Stored items
★ ★ ★ ★ ★

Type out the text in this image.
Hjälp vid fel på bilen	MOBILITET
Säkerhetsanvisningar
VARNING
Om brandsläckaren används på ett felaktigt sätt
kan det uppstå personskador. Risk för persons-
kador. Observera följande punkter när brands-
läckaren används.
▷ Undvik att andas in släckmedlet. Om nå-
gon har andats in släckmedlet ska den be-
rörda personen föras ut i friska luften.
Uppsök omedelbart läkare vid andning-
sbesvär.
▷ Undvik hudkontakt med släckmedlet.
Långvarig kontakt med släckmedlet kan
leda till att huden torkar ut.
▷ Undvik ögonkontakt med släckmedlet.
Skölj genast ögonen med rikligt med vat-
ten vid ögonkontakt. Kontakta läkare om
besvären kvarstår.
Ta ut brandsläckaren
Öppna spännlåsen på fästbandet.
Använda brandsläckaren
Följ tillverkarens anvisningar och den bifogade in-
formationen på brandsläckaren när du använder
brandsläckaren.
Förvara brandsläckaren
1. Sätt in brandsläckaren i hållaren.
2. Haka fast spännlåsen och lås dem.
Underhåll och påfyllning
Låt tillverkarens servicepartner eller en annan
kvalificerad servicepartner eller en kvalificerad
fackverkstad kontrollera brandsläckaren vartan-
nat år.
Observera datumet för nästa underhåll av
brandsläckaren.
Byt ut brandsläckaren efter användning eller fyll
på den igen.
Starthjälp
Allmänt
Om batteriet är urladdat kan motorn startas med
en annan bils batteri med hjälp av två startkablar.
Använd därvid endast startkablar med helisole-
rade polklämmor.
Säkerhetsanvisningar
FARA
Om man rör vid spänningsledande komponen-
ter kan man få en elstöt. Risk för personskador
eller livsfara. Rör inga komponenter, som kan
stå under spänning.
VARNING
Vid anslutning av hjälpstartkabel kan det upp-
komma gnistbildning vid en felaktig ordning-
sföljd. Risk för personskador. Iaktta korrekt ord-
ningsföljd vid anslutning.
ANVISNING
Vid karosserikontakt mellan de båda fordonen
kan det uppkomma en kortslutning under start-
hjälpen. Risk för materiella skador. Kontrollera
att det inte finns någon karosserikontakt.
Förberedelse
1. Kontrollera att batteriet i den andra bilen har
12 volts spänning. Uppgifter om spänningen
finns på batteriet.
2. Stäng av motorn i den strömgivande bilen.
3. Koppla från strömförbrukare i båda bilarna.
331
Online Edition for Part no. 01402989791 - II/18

★ ★ ★ ★ ★

* GIVEN REQUEST *
All of the entries should be written out again exactly.

* RESPONSE TO THE TASK *
Type out the text in this image.
Hjälp vid fel på bilen	MOBILITET
Säkerhetsanvisningar
VARNING
Om brandsläckaren används på ett felaktigt sätt
kan det uppstå personskador. Risk för persons-
kador. Observera följande punkter när brands-
läckaren används.
▷ Undvik att andas in släckmedlet. Om nå-
gon har andats in släckmedlet ska den be-
rörda personen föras ut i friska luften.
Uppsök omedelbart läkare vid andning-
sbesvär.
▷ Undvik hudkontakt med släckmedlet.
Långvarig kontakt med släckmedlet kan
leda till att huden torkar ut.
▷ Undvik ögonkontakt med släckmedlet.
Skölj genast ögonen med rikligt med vat-
ten vid ögonkontakt. Kontakta läkare om
besvären kvarstår.
Ta ut brandsläckaren
Öppna spännlåsen på fästbandet.
Använda brandsläckaren
Följ tillverkarens anvisningar och den bifogade in-
formationen på brandsläckaren när du använder
brandsläckaren.
Förvara brandsläckaren
1. Sätt in brandsläckaren i hållaren.
2. Haka fast spännlåsen och lås dem.
Underhåll och påfyllning
Låt tillverkarens servicepartner eller en annan
kvalificerad servicepartner eller en kvalificerad
fackverkstad kontrollera brandsläckaren vartan-
nat år.
Observera datumet för nästa underhåll av
brandsläckaren.
Byt ut brandsläckaren efter användning eller fyll
på den igen.
Starthjälp
Allmänt
Om batteriet är urladdat kan motorn startas med
en annan bils batteri med hjälp av två startkablar.
Använd därvid endast startkablar med helisole-
rade polklämmor.
Säkerhetsanvisningar
FARA
Om man rör vid spänningsledande komponen-
ter kan man få en elstöt. Risk för personskador
eller livsfara. Rör inga komponenter, som kan
stå under spänning.
VARNING
Vid anslutning av hjälpstartkabel kan det upp-
komma gnistbildning vid en felaktig ordning-
sföljd. Risk för personskador. Iaktta korrekt ord-
ningsföljd vid anslutning.
ANVISNING
Vid karosserikontakt mellan de båda fordonen
kan det uppkomma en kortslutning under start-
hjälpen. Risk för materiella skador. Kontrollera
att det inte finns någon karosserikontakt.
Förberedelse
1. Kontrollera att batteriet i den andra bilen har
12 volts spänning. Uppgifter om spänningen
finns på batteriet.
2. Stäng av motorn i den strömgivande bilen.
3. Koppla från strömförbrukare i båda bilarna.
331
Online Edition for Part no. 01402989791 - II/18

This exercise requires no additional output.